Using the records below, locate all lines containing "from" and return them.

-- begin Given information --

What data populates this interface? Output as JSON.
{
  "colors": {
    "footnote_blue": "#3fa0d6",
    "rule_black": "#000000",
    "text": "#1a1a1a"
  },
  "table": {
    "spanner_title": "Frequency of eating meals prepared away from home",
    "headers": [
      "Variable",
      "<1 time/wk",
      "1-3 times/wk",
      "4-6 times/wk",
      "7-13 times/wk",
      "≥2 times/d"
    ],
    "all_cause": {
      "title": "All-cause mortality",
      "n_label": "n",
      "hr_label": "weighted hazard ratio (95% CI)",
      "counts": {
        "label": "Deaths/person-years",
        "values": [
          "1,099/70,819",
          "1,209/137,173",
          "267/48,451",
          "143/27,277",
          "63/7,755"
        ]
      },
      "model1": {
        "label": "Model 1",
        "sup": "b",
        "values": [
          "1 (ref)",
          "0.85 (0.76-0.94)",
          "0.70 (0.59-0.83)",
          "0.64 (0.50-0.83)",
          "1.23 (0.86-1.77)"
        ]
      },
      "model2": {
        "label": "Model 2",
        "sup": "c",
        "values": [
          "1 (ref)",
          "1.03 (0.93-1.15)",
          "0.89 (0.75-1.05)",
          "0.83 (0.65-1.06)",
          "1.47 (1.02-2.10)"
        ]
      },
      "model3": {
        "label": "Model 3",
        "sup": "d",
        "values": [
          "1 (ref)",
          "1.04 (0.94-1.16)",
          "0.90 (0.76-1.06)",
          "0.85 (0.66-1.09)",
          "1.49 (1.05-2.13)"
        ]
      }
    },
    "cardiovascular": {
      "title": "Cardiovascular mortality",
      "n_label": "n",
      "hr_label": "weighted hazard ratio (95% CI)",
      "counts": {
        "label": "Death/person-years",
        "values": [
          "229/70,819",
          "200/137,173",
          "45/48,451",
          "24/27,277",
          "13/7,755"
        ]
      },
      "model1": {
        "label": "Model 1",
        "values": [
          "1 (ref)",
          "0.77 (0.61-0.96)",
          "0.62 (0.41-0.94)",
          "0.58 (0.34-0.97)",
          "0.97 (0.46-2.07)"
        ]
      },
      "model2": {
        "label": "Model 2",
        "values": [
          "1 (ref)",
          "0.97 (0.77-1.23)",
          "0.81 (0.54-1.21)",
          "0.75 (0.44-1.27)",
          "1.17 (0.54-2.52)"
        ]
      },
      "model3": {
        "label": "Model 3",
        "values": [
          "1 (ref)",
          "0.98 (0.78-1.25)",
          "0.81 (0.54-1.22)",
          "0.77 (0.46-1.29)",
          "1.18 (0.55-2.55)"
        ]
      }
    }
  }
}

-- end Given information --
-- begin Given information --

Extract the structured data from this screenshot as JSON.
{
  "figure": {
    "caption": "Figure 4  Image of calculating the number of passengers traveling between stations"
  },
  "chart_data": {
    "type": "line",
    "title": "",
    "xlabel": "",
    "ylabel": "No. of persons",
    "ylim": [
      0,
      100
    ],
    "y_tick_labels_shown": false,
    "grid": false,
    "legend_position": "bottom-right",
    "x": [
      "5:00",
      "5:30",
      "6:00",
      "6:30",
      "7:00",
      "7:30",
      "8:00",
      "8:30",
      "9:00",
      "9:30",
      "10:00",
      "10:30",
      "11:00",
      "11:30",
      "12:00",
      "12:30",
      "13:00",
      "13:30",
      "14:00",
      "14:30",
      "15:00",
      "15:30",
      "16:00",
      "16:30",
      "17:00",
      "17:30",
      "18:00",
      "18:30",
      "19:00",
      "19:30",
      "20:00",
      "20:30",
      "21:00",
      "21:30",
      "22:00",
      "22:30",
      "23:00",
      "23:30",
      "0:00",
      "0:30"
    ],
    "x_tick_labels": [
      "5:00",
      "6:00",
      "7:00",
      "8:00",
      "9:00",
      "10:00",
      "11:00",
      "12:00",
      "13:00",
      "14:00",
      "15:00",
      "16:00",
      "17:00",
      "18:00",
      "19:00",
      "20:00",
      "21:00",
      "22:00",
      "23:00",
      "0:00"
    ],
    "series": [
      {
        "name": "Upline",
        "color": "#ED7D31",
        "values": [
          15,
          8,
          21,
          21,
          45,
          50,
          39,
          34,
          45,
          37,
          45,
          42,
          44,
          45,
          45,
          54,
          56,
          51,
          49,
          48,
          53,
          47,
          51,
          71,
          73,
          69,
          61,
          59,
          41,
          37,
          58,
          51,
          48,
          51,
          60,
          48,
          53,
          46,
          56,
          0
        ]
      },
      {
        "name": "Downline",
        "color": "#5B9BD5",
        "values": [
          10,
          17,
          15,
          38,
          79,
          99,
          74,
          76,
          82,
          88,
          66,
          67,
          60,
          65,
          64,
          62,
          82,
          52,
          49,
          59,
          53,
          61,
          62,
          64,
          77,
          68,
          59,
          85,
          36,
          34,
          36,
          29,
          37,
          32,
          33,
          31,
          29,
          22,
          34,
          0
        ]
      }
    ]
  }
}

-- end Given information --

• [Expected answer]:
    "spanner_title": "Frequency of eating meals prepared away from home",
Extract the structured data from this screenshot as JSON.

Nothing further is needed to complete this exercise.